— begin RECORDS —

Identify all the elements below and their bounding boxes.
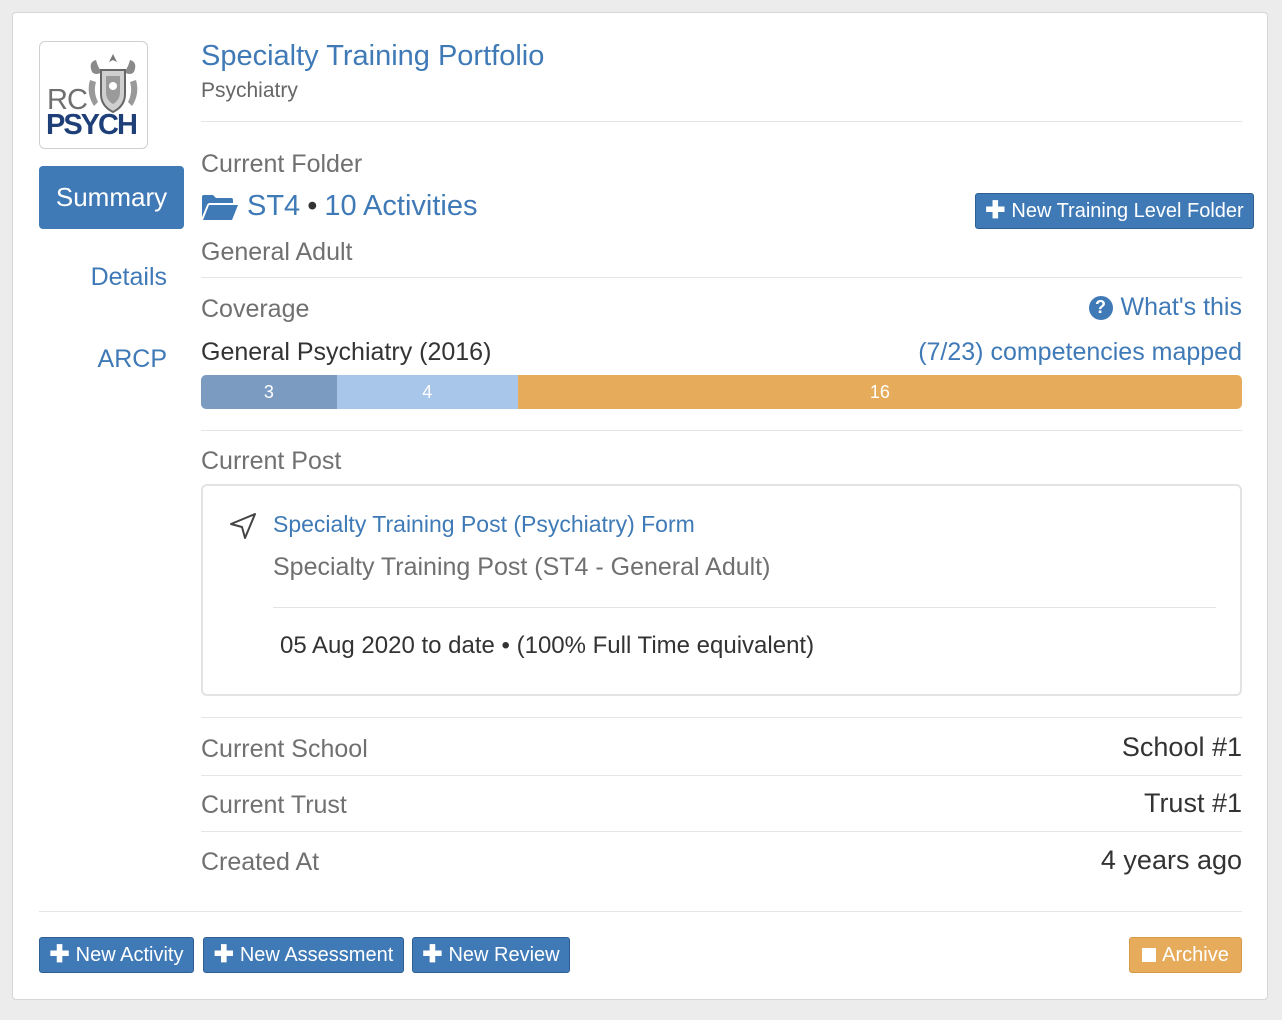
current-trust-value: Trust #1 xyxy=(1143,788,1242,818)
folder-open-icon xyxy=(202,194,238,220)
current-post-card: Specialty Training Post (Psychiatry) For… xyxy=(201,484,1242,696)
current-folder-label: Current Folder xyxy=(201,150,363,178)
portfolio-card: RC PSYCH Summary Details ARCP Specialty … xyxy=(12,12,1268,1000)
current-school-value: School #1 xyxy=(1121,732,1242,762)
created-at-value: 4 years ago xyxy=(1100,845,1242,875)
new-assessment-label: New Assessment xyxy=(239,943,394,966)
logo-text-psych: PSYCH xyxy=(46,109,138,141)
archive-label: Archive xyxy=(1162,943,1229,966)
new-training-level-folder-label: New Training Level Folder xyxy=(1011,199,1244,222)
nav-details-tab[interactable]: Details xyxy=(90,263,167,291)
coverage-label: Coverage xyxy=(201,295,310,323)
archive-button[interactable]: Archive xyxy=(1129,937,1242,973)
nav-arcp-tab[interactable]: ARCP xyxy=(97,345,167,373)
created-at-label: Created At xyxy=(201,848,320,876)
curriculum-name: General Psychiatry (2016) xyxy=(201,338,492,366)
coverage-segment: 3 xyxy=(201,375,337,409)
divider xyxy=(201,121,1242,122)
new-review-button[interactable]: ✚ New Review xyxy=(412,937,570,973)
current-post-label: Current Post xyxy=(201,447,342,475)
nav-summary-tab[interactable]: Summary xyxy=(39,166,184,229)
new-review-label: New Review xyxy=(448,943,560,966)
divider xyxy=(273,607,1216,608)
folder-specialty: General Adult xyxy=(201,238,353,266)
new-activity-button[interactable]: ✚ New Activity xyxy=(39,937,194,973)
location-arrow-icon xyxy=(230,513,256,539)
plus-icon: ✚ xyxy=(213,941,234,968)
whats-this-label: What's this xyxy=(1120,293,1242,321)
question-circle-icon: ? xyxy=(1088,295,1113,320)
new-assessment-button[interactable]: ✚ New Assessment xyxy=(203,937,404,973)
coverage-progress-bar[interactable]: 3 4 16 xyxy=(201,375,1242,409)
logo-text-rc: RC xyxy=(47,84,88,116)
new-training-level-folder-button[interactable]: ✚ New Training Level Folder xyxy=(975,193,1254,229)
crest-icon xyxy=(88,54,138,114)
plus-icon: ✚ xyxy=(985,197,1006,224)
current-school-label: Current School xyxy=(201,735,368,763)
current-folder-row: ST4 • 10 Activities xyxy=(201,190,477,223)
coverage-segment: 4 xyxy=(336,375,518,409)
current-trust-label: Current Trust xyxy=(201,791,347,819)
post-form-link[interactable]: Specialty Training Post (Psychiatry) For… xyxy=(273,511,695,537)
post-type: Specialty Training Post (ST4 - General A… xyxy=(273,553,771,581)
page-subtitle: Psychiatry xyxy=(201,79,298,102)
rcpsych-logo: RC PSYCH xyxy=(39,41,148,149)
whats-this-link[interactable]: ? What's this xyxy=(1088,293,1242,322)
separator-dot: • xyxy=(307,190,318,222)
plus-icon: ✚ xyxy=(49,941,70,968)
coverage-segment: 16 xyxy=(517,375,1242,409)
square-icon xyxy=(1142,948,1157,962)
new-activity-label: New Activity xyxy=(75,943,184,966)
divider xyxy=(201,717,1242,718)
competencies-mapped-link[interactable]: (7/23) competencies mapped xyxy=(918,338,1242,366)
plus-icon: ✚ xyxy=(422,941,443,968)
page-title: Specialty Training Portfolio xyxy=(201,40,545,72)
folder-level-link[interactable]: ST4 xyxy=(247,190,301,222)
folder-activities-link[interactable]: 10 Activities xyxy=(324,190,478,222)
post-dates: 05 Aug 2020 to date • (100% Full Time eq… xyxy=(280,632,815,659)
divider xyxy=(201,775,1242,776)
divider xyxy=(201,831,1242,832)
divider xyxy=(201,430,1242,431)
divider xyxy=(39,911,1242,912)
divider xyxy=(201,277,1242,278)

— end RECORDS —

» EXERCISE PROMPT
Recast every line of the material above as a JSON list of strings, one string per line, with blank lines and pictures left out.

» RESPONSE
[
  "Identify all the elements below and their bounding boxes.",
  "current-trust-value: Trust #1 xyxy=(1143,788,1242,818)",
  "folder-open-icon xyxy=(202,194,238,220)",
  "current-post-card: Specialty Training Post (Psychiatry) For… xyxy=(201,484,1242,696)",
  "current-folder-label: Current Folder xyxy=(201,150,363,178)",
  "portfolio-card: RC PSYCH Summary Details ARCP Specialty … xyxy=(12,12,1268,1000)",
  "current-school-value: School #1 xyxy=(1121,732,1242,762)",
  "created-at-value: 4 years ago xyxy=(1100,845,1242,875)",
  "new-assessment-label: New Assessment xyxy=(239,943,394,966)",
  "logo-text-psych: PSYCH xyxy=(46,109,138,141)",
  "archive-label: Archive xyxy=(1162,943,1229,966)",
  "new-training-level-folder-label: New Training Level Folder xyxy=(1011,199,1244,222)",
  "nav-details-tab[interactable]: Details xyxy=(90,263,167,291)",
  "coverage-label: Coverage xyxy=(201,295,310,323)",
  "archive-button[interactable]: Archive xyxy=(1129,937,1242,973)",
  "nav-arcp-tab[interactable]: ARCP xyxy=(97,345,167,373)",
  "created-at-label: Created At xyxy=(201,848,320,876)",
  "curriculum-name: General Psychiatry (2016) xyxy=(201,338,492,366)",
  "coverage-segment: 3 xyxy=(201,375,337,409)",
  "divider xyxy=(201,121,1242,122)",
  "new-review-button[interactable]: ✚ New Review xyxy=(412,937,570,973)",
  "current-post-label: Current Post xyxy=(201,447,342,475)",
  "nav-summary-tab[interactable]: Summary xyxy=(39,166,184,229)",
  "new-review-label: New Review xyxy=(448,943,560,966)",
  "divider xyxy=(273,607,1216,608)",
  "folder-specialty: General Adult xyxy=(201,238,353,266)",
  "new-activity-button[interactable]: ✚ New Activity xyxy=(39,937,194,973)",
  "location-arrow-icon xyxy=(230,513,256,539)",
  "plus-icon: ✚ xyxy=(213,941,234,968)",
  "whats-this-label: What's this xyxy=(1120,293,1242,321)",
  "question-circle-icon: ? xyxy=(1088,295,1113,320)",
  "new-assessment-button[interactable]: ✚ New Assessment xyxy=(203,937,404,973)",
  "coverage-progress-bar[interactable]: 3 4 16 xyxy=(201,375,1242,409)",
  "logo-text-rc: RC xyxy=(47,84,88,116)",
  "new-training-level-folder-button[interactable]: ✚ New Training Level Folder xyxy=(975,193,1254,229)",
  "crest-icon xyxy=(88,54,138,114)",
  "plus-icon: ✚ xyxy=(985,197,1006,224)",
  "current-school-label: Current School xyxy=(201,735,368,763)",
  "current-folder-row: ST4 • 10 Activities xyxy=(201,190,477,223)",
  "coverage-segment: 4 xyxy=(336,375,518,409)",
  "current-trust-label: Current Trust xyxy=(201,791,347,819)",
  "post-form-link[interactable]: Specialty Training Post (Psychiatry) For… xyxy=(273,511,695,537)",
  "post-type: Specialty Training Post (ST4 - General A… xyxy=(273,553,771,581)",
  "page-subtitle: Psychiatry xyxy=(201,79,298,102)",
  "rcpsych-logo: RC PSYCH xyxy=(39,41,148,149)",
  "whats-this-link[interactable]: ? What's this xyxy=(1088,293,1242,322)",
  "separator-dot: • xyxy=(307,190,318,222)",
  "plus-icon: ✚ xyxy=(49,941,70,968)",
  "coverage-segment: 16 xyxy=(517,375,1242,409)",
  "square-icon xyxy=(1142,948,1157,962)",
  "new-activity-label: New Activity xyxy=(75,943,184,966)",
  "divider xyxy=(201,717,1242,718)",
  "competencies-mapped-link[interactable]: (7/23) competencies mapped xyxy=(918,338,1242,366)",
  "plus-icon: ✚ xyxy=(422,941,443,968)",
  "page-title: Specialty Training Portfolio xyxy=(201,40,545,72)",
  "folder-level-link[interactable]: ST4 xyxy=(247,190,301,222)",
  "folder-activities-link[interactable]: 10 Activities xyxy=(324,190,478,222)",
  "post-dates: 05 Aug 2020 to date • (100% Full Time eq… xyxy=(280,632,815,659)",
  "divider xyxy=(201,775,1242,776)",
  "divider xyxy=(201,831,1242,832)",
  "divider xyxy=(201,430,1242,431)",
  "divider xyxy=(39,911,1242,912)",
  "divider xyxy=(201,277,1242,278)"
]